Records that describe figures

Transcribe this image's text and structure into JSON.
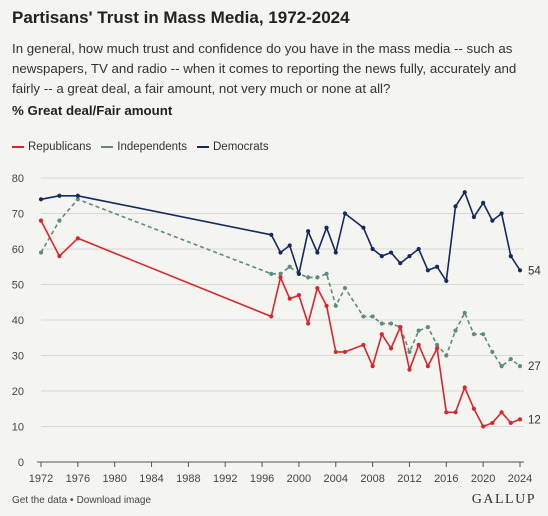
{
  "header": {
    "title": "Partisans' Trust in Mass Media, 1972-2024",
    "subtitle": "In general, how much trust and confidence do you have in the mass media -- such as newspapers, TV and radio -- when it comes to reporting the news fully, accurately and fairly -- a great deal, a fair amount, not very much or none at all?",
    "measure": "% Great deal/Fair amount"
  },
  "footer": {
    "get_data": "Get the data",
    "separator": "•",
    "download": "Download image",
    "brand": "GALLUP"
  },
  "colors": {
    "background": "#f4f4f0",
    "republicans": "#d9262e",
    "independents": "#5e8c7c",
    "democrats": "#16295c",
    "grid": "#d8d8d4",
    "axis": "#555555"
  },
  "chart_data": {
    "type": "line",
    "title": "Partisans' Trust in Mass Media, 1972-2024",
    "xlabel": "",
    "ylabel": "",
    "xlim": [
      1972,
      2024
    ],
    "ylim": [
      0,
      80
    ],
    "x_ticks": [
      1972,
      1976,
      1980,
      1984,
      1988,
      1992,
      1996,
      2000,
      2004,
      2008,
      2012,
      2016,
      2020,
      2024
    ],
    "y_ticks": [
      0,
      10,
      20,
      30,
      40,
      50,
      60,
      70,
      80
    ],
    "grid": true,
    "legend_position": "top-left",
    "series": [
      {
        "name": "Republicans",
        "style": "solid",
        "color": "#d9262e",
        "end_label": "12",
        "points": [
          [
            1972,
            68
          ],
          [
            1974,
            58
          ],
          [
            1976,
            63
          ],
          [
            1997,
            41
          ],
          [
            1998,
            52
          ],
          [
            1999,
            46
          ],
          [
            2000,
            47
          ],
          [
            2001,
            39
          ],
          [
            2002,
            49
          ],
          [
            2003,
            44
          ],
          [
            2004,
            31
          ],
          [
            2005,
            31
          ],
          [
            2007,
            33
          ],
          [
            2008,
            27
          ],
          [
            2009,
            36
          ],
          [
            2010,
            32
          ],
          [
            2011,
            38
          ],
          [
            2012,
            26
          ],
          [
            2013,
            33
          ],
          [
            2014,
            27
          ],
          [
            2015,
            32
          ],
          [
            2016,
            14
          ],
          [
            2017,
            14
          ],
          [
            2018,
            21
          ],
          [
            2019,
            15
          ],
          [
            2020,
            10
          ],
          [
            2021,
            11
          ],
          [
            2022,
            14
          ],
          [
            2023,
            11
          ],
          [
            2024,
            12
          ]
        ]
      },
      {
        "name": "Independents",
        "style": "dashed",
        "color": "#5e8c7c",
        "end_label": "27",
        "points": [
          [
            1972,
            59
          ],
          [
            1974,
            68
          ],
          [
            1976,
            74
          ],
          [
            1997,
            53
          ],
          [
            1998,
            53
          ],
          [
            1999,
            55
          ],
          [
            2000,
            53
          ],
          [
            2001,
            52
          ],
          [
            2002,
            52
          ],
          [
            2003,
            53
          ],
          [
            2004,
            44
          ],
          [
            2005,
            49
          ],
          [
            2007,
            41
          ],
          [
            2008,
            41
          ],
          [
            2009,
            39
          ],
          [
            2010,
            39
          ],
          [
            2011,
            38
          ],
          [
            2012,
            31
          ],
          [
            2013,
            37
          ],
          [
            2014,
            38
          ],
          [
            2015,
            33
          ],
          [
            2016,
            30
          ],
          [
            2017,
            37
          ],
          [
            2018,
            42
          ],
          [
            2019,
            36
          ],
          [
            2020,
            36
          ],
          [
            2021,
            31
          ],
          [
            2022,
            27
          ],
          [
            2023,
            29
          ],
          [
            2024,
            27
          ]
        ]
      },
      {
        "name": "Democrats",
        "style": "solid",
        "color": "#16295c",
        "end_label": "54",
        "points": [
          [
            1972,
            74
          ],
          [
            1974,
            75
          ],
          [
            1976,
            75
          ],
          [
            1997,
            64
          ],
          [
            1998,
            59
          ],
          [
            1999,
            61
          ],
          [
            2000,
            53
          ],
          [
            2001,
            65
          ],
          [
            2002,
            59
          ],
          [
            2003,
            66
          ],
          [
            2004,
            59
          ],
          [
            2005,
            70
          ],
          [
            2007,
            66
          ],
          [
            2008,
            60
          ],
          [
            2009,
            58
          ],
          [
            2010,
            59
          ],
          [
            2011,
            56
          ],
          [
            2012,
            58
          ],
          [
            2013,
            60
          ],
          [
            2014,
            54
          ],
          [
            2015,
            55
          ],
          [
            2016,
            51
          ],
          [
            2017,
            72
          ],
          [
            2018,
            76
          ],
          [
            2019,
            69
          ],
          [
            2020,
            73
          ],
          [
            2021,
            68
          ],
          [
            2022,
            70
          ],
          [
            2023,
            58
          ],
          [
            2024,
            54
          ]
        ]
      }
    ]
  }
}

What is expected: Pictures are not part of the copy; output everything else in the records exactly.

Right answer:
Transcribe this image's text and structure into JSON.
{
  "header": {
    "title": "Partisans' Trust in Mass Media, 1972-2024",
    "subtitle": "In general, how much trust and confidence do you have in the mass media -- such as newspapers, TV and radio -- when it comes to reporting the news fully, accurately and fairly -- a great deal, a fair amount, not very much or none at all?",
    "measure": "% Great deal/Fair amount"
  },
  "footer": {
    "get_data": "Get the data",
    "separator": "•",
    "download": "Download image",
    "brand": "GALLUP"
  },
  "colors": {
    "background": "#f4f4f0",
    "republicans": "#d9262e",
    "independents": "#5e8c7c",
    "democrats": "#16295c",
    "grid": "#d8d8d4",
    "axis": "#555555"
  },
  "chart_data": {
    "type": "line",
    "title": "Partisans' Trust in Mass Media, 1972-2024",
    "xlabel": "",
    "ylabel": "",
    "xlim": [
      1972,
      2024
    ],
    "ylim": [
      0,
      80
    ],
    "x_ticks": [
      1972,
      1976,
      1980,
      1984,
      1988,
      1992,
      1996,
      2000,
      2004,
      2008,
      2012,
      2016,
      2020,
      2024
    ],
    "y_ticks": [
      0,
      10,
      20,
      30,
      40,
      50,
      60,
      70,
      80
    ],
    "grid": true,
    "legend_position": "top-left",
    "series": [
      {
        "name": "Republicans",
        "style": "solid",
        "color": "#d9262e",
        "end_label": "12",
        "points": [
          [
            1972,
            68
          ],
          [
            1974,
            58
          ],
          [
            1976,
            63
          ],
          [
            1997,
            41
          ],
          [
            1998,
            52
          ],
          [
            1999,
            46
          ],
          [
            2000,
            47
          ],
          [
            2001,
            39
          ],
          [
            2002,
            49
          ],
          [
            2003,
            44
          ],
          [
            2004,
            31
          ],
          [
            2005,
            31
          ],
          [
            2007,
            33
          ],
          [
            2008,
            27
          ],
          [
            2009,
            36
          ],
          [
            2010,
            32
          ],
          [
            2011,
            38
          ],
          [
            2012,
            26
          ],
          [
            2013,
            33
          ],
          [
            2014,
            27
          ],
          [
            2015,
            32
          ],
          [
            2016,
            14
          ],
          [
            2017,
            14
          ],
          [
            2018,
            21
          ],
          [
            2019,
            15
          ],
          [
            2020,
            10
          ],
          [
            2021,
            11
          ],
          [
            2022,
            14
          ],
          [
            2023,
            11
          ],
          [
            2024,
            12
          ]
        ]
      },
      {
        "name": "Independents",
        "style": "dashed",
        "color": "#5e8c7c",
        "end_label": "27",
        "points": [
          [
            1972,
            59
          ],
          [
            1974,
            68
          ],
          [
            1976,
            74
          ],
          [
            1997,
            53
          ],
          [
            1998,
            53
          ],
          [
            1999,
            55
          ],
          [
            2000,
            53
          ],
          [
            2001,
            52
          ],
          [
            2002,
            52
          ],
          [
            2003,
            53
          ],
          [
            2004,
            44
          ],
          [
            2005,
            49
          ],
          [
            2007,
            41
          ],
          [
            2008,
            41
          ],
          [
            2009,
            39
          ],
          [
            2010,
            39
          ],
          [
            2011,
            38
          ],
          [
            2012,
            31
          ],
          [
            2013,
            37
          ],
          [
            2014,
            38
          ],
          [
            2015,
            33
          ],
          [
            2016,
            30
          ],
          [
            2017,
            37
          ],
          [
            2018,
            42
          ],
          [
            2019,
            36
          ],
          [
            2020,
            36
          ],
          [
            2021,
            31
          ],
          [
            2022,
            27
          ],
          [
            2023,
            29
          ],
          [
            2024,
            27
          ]
        ]
      },
      {
        "name": "Democrats",
        "style": "solid",
        "color": "#16295c",
        "end_label": "54",
        "points": [
          [
            1972,
            74
          ],
          [
            1974,
            75
          ],
          [
            1976,
            75
          ],
          [
            1997,
            64
          ],
          [
            1998,
            59
          ],
          [
            1999,
            61
          ],
          [
            2000,
            53
          ],
          [
            2001,
            65
          ],
          [
            2002,
            59
          ],
          [
            2003,
            66
          ],
          [
            2004,
            59
          ],
          [
            2005,
            70
          ],
          [
            2007,
            66
          ],
          [
            2008,
            60
          ],
          [
            2009,
            58
          ],
          [
            2010,
            59
          ],
          [
            2011,
            56
          ],
          [
            2012,
            58
          ],
          [
            2013,
            60
          ],
          [
            2014,
            54
          ],
          [
            2015,
            55
          ],
          [
            2016,
            51
          ],
          [
            2017,
            72
          ],
          [
            2018,
            76
          ],
          [
            2019,
            69
          ],
          [
            2020,
            73
          ],
          [
            2021,
            68
          ],
          [
            2022,
            70
          ],
          [
            2023,
            58
          ],
          [
            2024,
            54
          ]
        ]
      }
    ]
  }
}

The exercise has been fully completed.